Work required |
Write the data out again, character for character, with no images.

Data lines |
============
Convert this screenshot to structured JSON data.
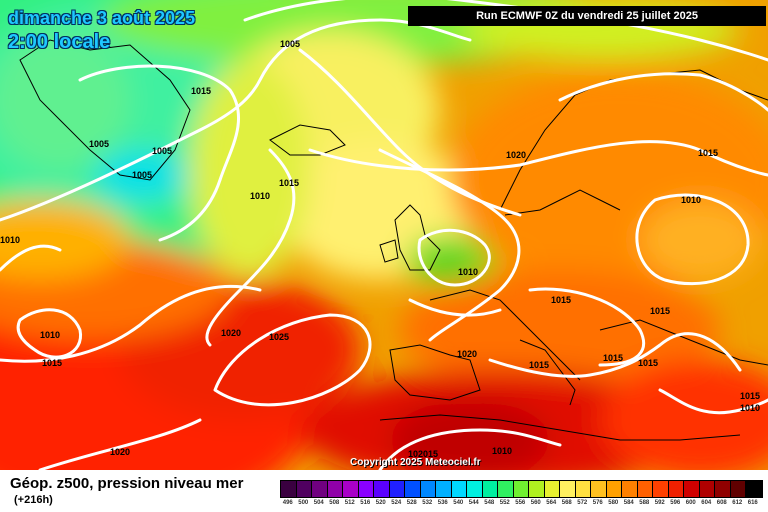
{
  "header": {
    "date": "dimanche 3 août 2025",
    "time": "2:00 locale",
    "run": "Run ECMWF 0Z du vendredi 25 juillet 2025"
  },
  "copyright": "Copyright 2025 Meteociel.fr",
  "legend": {
    "title": "Géop. z500, pression niveau mer",
    "subtitle": "(+216h)",
    "scale": [
      {
        "label": "496",
        "color": "#3a0040"
      },
      {
        "label": "500",
        "color": "#500060"
      },
      {
        "label": "504",
        "color": "#700080"
      },
      {
        "label": "508",
        "color": "#9000a8"
      },
      {
        "label": "512",
        "color": "#a800c8"
      },
      {
        "label": "516",
        "color": "#8a00ff"
      },
      {
        "label": "520",
        "color": "#5a00ff"
      },
      {
        "label": "524",
        "color": "#2020ff"
      },
      {
        "label": "528",
        "color": "#0050ff"
      },
      {
        "label": "532",
        "color": "#0088ff"
      },
      {
        "label": "536",
        "color": "#00b0ff"
      },
      {
        "label": "540",
        "color": "#00d8ff"
      },
      {
        "label": "544",
        "color": "#00f0e0"
      },
      {
        "label": "548",
        "color": "#00f0a0"
      },
      {
        "label": "552",
        "color": "#30f060"
      },
      {
        "label": "556",
        "color": "#70f030"
      },
      {
        "label": "560",
        "color": "#b0f020"
      },
      {
        "label": "564",
        "color": "#e8f030"
      },
      {
        "label": "568",
        "color": "#fff060"
      },
      {
        "label": "572",
        "color": "#ffe040"
      },
      {
        "label": "576",
        "color": "#ffc020"
      },
      {
        "label": "580",
        "color": "#ffa000"
      },
      {
        "label": "584",
        "color": "#ff8000"
      },
      {
        "label": "588",
        "color": "#ff6000"
      },
      {
        "label": "592",
        "color": "#ff4000"
      },
      {
        "label": "596",
        "color": "#f02000"
      },
      {
        "label": "600",
        "color": "#d00000"
      },
      {
        "label": "604",
        "color": "#b00000"
      },
      {
        "label": "608",
        "color": "#900000"
      },
      {
        "label": "612",
        "color": "#600000"
      },
      {
        "label": "616",
        "color": "#000000"
      }
    ]
  },
  "pressure_labels": [
    "1005",
    "1015",
    "1005",
    "1005",
    "1005",
    "1015",
    "1010",
    "1020",
    "1015",
    "1010",
    "1010",
    "1010",
    "1015",
    "1020",
    "1025",
    "1015",
    "1010",
    "1020",
    "1015",
    "1015",
    "1015",
    "1015",
    "1015",
    "1010",
    "1010",
    "1020",
    "102015",
    "1010"
  ]
}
============
Final result |
Convert this screenshot to structured JSON data.
{
  "header": {
    "date": "dimanche 3 août 2025",
    "time": "2:00 locale",
    "run": "Run ECMWF 0Z du vendredi 25 juillet 2025"
  },
  "copyright": "Copyright 2025 Meteociel.fr",
  "legend": {
    "title": "Géop. z500, pression niveau mer",
    "subtitle": "(+216h)",
    "scale": [
      {
        "label": "496",
        "color": "#3a0040"
      },
      {
        "label": "500",
        "color": "#500060"
      },
      {
        "label": "504",
        "color": "#700080"
      },
      {
        "label": "508",
        "color": "#9000a8"
      },
      {
        "label": "512",
        "color": "#a800c8"
      },
      {
        "label": "516",
        "color": "#8a00ff"
      },
      {
        "label": "520",
        "color": "#5a00ff"
      },
      {
        "label": "524",
        "color": "#2020ff"
      },
      {
        "label": "528",
        "color": "#0050ff"
      },
      {
        "label": "532",
        "color": "#0088ff"
      },
      {
        "label": "536",
        "color": "#00b0ff"
      },
      {
        "label": "540",
        "color": "#00d8ff"
      },
      {
        "label": "544",
        "color": "#00f0e0"
      },
      {
        "label": "548",
        "color": "#00f0a0"
      },
      {
        "label": "552",
        "color": "#30f060"
      },
      {
        "label": "556",
        "color": "#70f030"
      },
      {
        "label": "560",
        "color": "#b0f020"
      },
      {
        "label": "564",
        "color": "#e8f030"
      },
      {
        "label": "568",
        "color": "#fff060"
      },
      {
        "label": "572",
        "color": "#ffe040"
      },
      {
        "label": "576",
        "color": "#ffc020"
      },
      {
        "label": "580",
        "color": "#ffa000"
      },
      {
        "label": "584",
        "color": "#ff8000"
      },
      {
        "label": "588",
        "color": "#ff6000"
      },
      {
        "label": "592",
        "color": "#ff4000"
      },
      {
        "label": "596",
        "color": "#f02000"
      },
      {
        "label": "600",
        "color": "#d00000"
      },
      {
        "label": "604",
        "color": "#b00000"
      },
      {
        "label": "608",
        "color": "#900000"
      },
      {
        "label": "612",
        "color": "#600000"
      },
      {
        "label": "616",
        "color": "#000000"
      }
    ]
  },
  "pressure_labels": [
    "1005",
    "1015",
    "1005",
    "1005",
    "1005",
    "1015",
    "1010",
    "1020",
    "1015",
    "1010",
    "1010",
    "1010",
    "1015",
    "1020",
    "1025",
    "1015",
    "1010",
    "1020",
    "1015",
    "1015",
    "1015",
    "1015",
    "1015",
    "1010",
    "1010",
    "1020",
    "102015",
    "1010"
  ]
}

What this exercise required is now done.